## Task brief
Images must not appear in your copy; reproduce every other part of the records exactly.

## Given records
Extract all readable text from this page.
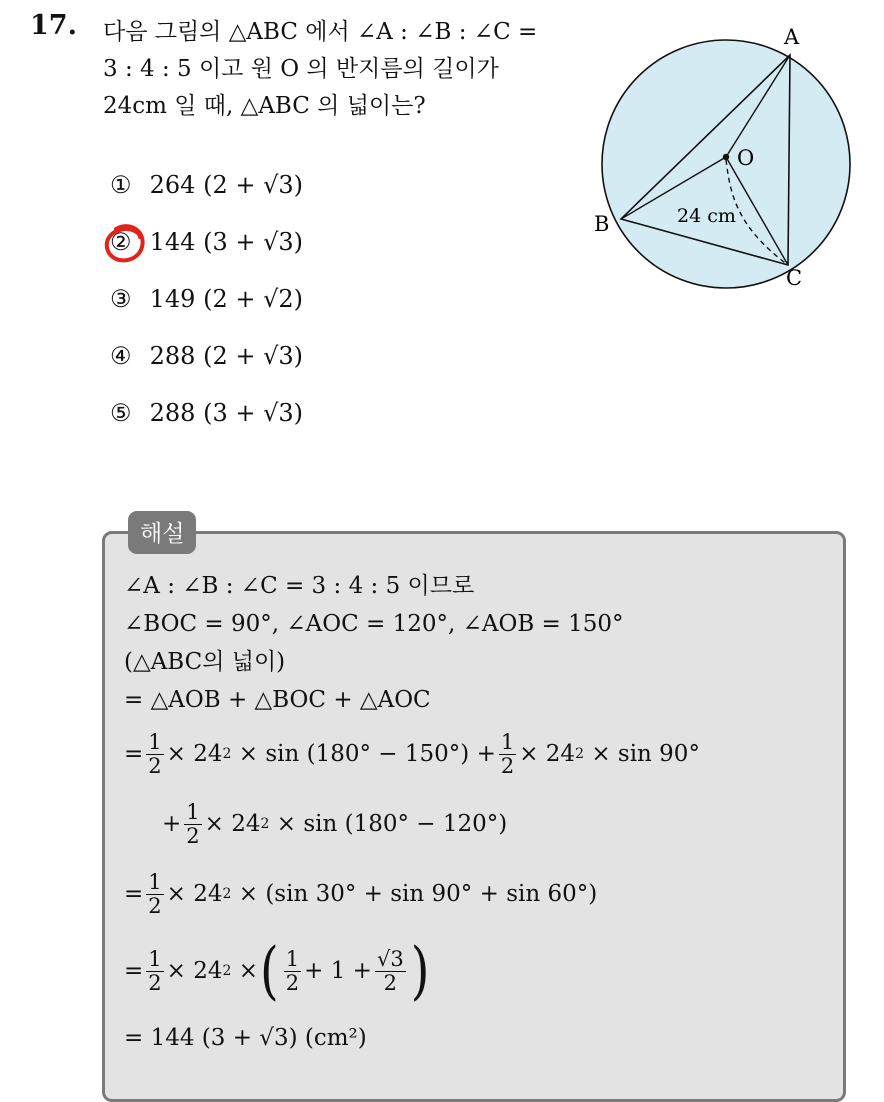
17. 다음 그림의 △ABC 에서 ∠A : ∠B : ∠C =
3 : 4 : 5 이고 원 O 의 반지름의 길이가
24cm 일 때, △ABC 의 넓이는?
① 264 (2 + √3)
② 144 (3 + √3)
③ 149 (2 + √2)
④ 288 (2 + √3)
⑤ 288 (3 + √3)
A
B
C
O
24 cm
해설
∠A : ∠B : ∠C = 3 : 4 : 5 이므로
∠BOC = 90°, ∠AOC = 120°, ∠AOB = 150°
(△ABC의 넓이)
= △AOB + △BOC + △AOC
= $\frac{1}{2} \times 24$ 2
× $\sin (180^\circ - 150^\circ) + \frac{1}{2} \times 24$ 2
× sin 90°
+ $\frac{1}{2} \times 24$ 2
× sin (180° − 120°)
= $\frac{1}{2} \times 24$ 2
× (sin 30° + sin 90° + sin 60°)
= $\frac{1}{2} \times 24$ 2
× ( $\frac{1}{2} + 1 + \frac{√3}{2}$ )
= 144 (3 + √3) (cm²)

## Exercise output
Extract all readable text from this page.
17. 다음 그림의 △ABC 에서 ∠A : ∠B : ∠C =
3 : 4 : 5 이고 원 O 의 반지름의 길이가
24cm 일 때, △ABC 의 넓이는?
① 264 (2 + √3)
② 144 (3 + √3)
③ 149 (2 + √2)
④ 288 (2 + √3)
⑤ 288 (3 + √3)
A
B
C
O
24 cm
해설
∠A : ∠B : ∠C = 3 : 4 : 5 이므로
∠BOC = 90°, ∠AOC = 120°, ∠AOB = 150°
(△ABC의 넓이)
= △AOB + △BOC + △AOC
= $\frac{1}{2} \times 24$ 2
× $\sin (180^\circ - 150^\circ) + \frac{1}{2} \times 24$ 2
× sin 90°
+ $\frac{1}{2} \times 24$ 2
× sin (180° − 120°)
= $\frac{1}{2} \times 24$ 2
× (sin 30° + sin 90° + sin 60°)
= $\frac{1}{2} \times 24$ 2
× ( $\frac{1}{2} + 1 + \frac{√3}{2}$ )
= 144 (3 + √3) (cm²)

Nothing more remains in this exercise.